[Extracted data]
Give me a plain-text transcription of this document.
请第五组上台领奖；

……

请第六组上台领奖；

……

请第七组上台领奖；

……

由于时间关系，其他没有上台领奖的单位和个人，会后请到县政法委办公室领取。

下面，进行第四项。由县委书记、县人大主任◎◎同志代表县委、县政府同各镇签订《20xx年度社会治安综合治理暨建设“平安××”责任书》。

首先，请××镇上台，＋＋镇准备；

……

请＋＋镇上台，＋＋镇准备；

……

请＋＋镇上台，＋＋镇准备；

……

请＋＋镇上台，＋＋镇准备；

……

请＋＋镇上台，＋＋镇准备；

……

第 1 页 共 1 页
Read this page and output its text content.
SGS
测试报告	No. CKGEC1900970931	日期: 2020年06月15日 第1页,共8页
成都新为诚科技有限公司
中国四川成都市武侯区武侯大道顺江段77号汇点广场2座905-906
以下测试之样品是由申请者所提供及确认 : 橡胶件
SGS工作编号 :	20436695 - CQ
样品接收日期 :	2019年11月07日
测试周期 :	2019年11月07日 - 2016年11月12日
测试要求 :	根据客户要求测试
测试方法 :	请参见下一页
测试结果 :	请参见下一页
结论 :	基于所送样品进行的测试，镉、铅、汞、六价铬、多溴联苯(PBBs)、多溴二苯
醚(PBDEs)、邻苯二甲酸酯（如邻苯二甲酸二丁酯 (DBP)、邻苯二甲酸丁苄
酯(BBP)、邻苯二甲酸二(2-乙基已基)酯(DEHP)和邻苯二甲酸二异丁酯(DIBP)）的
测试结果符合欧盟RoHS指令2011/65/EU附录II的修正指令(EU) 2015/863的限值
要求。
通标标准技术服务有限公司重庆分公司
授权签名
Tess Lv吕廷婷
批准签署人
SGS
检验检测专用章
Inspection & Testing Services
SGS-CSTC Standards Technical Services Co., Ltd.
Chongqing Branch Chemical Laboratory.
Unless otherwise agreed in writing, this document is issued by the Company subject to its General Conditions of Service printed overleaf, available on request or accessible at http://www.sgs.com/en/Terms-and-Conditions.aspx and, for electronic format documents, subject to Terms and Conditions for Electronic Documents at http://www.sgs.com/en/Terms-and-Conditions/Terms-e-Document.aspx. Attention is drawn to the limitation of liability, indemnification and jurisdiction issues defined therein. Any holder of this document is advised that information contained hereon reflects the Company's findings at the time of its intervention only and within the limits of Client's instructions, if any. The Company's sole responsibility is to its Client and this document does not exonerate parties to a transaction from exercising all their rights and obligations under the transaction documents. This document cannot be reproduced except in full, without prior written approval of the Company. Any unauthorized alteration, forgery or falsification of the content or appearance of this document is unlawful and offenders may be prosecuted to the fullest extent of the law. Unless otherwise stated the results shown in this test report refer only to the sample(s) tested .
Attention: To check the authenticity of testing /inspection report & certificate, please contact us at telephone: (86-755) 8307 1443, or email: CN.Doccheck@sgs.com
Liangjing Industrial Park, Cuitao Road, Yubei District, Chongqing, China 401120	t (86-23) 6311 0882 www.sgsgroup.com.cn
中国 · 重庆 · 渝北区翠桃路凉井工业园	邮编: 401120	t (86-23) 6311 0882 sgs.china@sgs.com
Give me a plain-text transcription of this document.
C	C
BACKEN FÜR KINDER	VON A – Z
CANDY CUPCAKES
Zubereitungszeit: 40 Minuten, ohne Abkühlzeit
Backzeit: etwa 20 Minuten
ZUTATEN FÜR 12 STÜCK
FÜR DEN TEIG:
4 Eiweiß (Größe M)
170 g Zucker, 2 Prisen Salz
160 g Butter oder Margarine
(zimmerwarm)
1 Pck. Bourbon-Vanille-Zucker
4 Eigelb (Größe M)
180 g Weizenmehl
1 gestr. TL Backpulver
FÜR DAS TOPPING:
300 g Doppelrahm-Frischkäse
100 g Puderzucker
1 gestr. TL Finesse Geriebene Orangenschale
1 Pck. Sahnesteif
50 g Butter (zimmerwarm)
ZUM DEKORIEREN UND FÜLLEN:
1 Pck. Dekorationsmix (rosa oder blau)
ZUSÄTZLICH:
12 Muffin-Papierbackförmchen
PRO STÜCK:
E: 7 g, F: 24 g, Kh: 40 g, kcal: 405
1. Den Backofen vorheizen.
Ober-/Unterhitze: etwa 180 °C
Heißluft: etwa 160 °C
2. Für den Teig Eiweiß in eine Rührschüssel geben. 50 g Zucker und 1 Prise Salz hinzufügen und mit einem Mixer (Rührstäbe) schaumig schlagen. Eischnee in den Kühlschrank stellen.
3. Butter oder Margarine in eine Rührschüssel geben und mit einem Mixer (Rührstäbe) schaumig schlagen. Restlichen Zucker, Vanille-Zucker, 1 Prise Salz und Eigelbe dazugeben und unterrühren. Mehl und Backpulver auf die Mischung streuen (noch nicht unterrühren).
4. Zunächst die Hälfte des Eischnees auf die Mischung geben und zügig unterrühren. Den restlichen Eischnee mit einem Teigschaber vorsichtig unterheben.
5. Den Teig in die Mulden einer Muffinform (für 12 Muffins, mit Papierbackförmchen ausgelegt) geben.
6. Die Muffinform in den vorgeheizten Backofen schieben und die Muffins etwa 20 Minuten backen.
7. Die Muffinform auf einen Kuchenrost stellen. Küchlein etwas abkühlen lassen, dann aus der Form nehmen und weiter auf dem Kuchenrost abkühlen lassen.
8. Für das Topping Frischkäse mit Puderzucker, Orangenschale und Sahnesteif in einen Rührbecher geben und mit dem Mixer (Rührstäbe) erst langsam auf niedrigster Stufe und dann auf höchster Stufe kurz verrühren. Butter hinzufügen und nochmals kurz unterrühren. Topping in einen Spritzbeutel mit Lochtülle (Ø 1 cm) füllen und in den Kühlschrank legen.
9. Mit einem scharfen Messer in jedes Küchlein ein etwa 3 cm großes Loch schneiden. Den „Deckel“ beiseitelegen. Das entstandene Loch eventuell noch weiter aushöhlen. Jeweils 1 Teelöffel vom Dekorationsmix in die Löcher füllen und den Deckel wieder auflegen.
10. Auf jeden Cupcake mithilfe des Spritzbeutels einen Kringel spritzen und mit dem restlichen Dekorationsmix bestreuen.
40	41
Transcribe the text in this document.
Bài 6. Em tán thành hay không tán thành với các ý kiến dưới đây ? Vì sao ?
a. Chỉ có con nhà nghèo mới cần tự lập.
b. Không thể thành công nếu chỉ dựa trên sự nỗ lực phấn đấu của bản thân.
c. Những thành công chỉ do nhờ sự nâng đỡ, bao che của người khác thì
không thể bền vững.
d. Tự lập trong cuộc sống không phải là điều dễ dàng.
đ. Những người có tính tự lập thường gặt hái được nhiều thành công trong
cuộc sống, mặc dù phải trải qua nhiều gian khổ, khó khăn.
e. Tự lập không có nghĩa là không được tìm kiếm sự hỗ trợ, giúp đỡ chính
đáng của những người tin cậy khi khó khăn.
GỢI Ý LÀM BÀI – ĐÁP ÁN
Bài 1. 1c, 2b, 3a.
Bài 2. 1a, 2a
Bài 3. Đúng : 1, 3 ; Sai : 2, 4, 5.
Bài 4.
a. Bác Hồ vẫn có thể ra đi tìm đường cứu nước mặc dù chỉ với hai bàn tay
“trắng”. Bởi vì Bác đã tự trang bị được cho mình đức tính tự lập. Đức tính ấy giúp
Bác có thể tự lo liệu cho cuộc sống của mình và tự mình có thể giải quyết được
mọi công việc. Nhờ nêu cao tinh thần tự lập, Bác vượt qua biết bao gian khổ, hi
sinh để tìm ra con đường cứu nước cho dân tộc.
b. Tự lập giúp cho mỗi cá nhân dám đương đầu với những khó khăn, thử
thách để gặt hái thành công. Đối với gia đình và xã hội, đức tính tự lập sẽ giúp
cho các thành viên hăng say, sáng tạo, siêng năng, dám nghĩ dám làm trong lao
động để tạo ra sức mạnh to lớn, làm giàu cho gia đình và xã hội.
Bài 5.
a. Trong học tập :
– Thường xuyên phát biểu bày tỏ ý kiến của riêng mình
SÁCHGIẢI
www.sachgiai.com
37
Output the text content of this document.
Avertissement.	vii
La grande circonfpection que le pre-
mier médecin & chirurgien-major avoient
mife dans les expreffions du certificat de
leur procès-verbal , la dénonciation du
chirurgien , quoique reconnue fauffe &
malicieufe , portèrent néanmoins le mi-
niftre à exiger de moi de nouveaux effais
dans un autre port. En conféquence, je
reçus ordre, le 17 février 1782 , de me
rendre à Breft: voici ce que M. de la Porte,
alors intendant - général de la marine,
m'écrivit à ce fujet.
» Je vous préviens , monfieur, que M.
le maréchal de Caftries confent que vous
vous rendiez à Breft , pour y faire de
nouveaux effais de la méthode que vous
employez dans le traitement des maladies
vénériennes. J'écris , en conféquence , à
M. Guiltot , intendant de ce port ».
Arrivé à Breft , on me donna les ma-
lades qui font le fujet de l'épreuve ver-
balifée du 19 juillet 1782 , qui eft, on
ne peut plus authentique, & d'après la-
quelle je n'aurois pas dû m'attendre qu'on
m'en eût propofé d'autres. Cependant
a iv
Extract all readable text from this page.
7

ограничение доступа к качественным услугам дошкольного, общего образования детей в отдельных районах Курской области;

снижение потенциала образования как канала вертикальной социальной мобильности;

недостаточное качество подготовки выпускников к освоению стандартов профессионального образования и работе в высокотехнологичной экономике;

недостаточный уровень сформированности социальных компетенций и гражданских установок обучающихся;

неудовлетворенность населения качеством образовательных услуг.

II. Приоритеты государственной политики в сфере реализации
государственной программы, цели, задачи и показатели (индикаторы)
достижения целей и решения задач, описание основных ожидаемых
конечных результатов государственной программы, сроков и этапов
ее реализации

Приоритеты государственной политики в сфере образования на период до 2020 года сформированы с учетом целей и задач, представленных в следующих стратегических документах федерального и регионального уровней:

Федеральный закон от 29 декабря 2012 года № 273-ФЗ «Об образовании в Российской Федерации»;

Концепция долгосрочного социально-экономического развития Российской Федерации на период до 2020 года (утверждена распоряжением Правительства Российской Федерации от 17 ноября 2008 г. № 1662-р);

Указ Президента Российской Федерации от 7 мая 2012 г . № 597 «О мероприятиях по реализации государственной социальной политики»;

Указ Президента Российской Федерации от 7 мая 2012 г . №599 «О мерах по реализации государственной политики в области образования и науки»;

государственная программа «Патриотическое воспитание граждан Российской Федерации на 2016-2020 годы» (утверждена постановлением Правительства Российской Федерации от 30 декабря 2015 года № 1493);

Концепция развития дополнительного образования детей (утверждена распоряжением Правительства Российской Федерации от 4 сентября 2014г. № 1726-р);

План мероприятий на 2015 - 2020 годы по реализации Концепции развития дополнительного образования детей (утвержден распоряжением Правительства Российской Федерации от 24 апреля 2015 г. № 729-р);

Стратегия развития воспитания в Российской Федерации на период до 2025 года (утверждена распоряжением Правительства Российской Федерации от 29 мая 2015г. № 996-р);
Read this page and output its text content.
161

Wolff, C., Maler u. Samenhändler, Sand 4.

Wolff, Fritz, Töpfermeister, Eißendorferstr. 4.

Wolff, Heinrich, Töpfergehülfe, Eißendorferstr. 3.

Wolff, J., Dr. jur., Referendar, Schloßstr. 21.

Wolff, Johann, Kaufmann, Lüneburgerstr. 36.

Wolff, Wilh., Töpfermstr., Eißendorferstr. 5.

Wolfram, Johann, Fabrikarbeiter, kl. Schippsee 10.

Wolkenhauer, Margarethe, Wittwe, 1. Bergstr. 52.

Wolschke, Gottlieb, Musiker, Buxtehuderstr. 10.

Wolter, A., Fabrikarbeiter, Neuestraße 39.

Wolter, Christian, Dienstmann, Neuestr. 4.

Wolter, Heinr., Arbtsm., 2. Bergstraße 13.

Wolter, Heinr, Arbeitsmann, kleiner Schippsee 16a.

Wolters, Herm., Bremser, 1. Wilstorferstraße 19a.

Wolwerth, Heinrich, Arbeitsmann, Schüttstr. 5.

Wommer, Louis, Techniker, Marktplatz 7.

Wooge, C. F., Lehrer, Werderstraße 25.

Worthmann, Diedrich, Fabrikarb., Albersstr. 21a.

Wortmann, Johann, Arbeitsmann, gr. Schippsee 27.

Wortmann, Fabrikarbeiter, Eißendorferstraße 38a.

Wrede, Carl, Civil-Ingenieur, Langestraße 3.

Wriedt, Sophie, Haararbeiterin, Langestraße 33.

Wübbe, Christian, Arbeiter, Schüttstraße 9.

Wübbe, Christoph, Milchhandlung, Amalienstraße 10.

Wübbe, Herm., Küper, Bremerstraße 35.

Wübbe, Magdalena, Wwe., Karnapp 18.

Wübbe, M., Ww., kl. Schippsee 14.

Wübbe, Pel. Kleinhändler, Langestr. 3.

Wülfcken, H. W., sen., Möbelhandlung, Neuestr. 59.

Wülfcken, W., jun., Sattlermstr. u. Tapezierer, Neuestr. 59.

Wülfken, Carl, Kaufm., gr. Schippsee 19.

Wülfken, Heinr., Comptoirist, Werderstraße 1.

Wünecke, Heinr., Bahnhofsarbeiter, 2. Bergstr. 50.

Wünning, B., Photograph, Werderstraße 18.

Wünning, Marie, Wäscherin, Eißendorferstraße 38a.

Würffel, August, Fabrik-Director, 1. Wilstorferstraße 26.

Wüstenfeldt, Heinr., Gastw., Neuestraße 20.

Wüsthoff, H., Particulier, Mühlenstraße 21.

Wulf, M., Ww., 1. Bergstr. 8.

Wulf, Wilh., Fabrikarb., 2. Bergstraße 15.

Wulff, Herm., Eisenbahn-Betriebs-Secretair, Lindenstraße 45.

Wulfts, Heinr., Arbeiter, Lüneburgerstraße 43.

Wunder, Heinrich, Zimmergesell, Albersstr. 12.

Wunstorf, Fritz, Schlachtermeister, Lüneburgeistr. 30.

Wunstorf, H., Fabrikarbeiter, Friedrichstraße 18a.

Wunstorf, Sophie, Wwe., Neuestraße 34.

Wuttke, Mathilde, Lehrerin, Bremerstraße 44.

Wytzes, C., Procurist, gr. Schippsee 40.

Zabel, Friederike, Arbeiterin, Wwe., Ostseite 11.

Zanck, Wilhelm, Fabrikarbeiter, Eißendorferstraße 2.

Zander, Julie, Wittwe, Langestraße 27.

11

[Exercise description] Search the records above for "Wülfcken". Copy each line where it is found.

[Finished answer]
Wülfcken, H. W., sen., Möbelhandlung, Neuestr. 59.
Wülfcken, W., jun., Sattlermstr. u. Tapezierer, Neuestr. 59.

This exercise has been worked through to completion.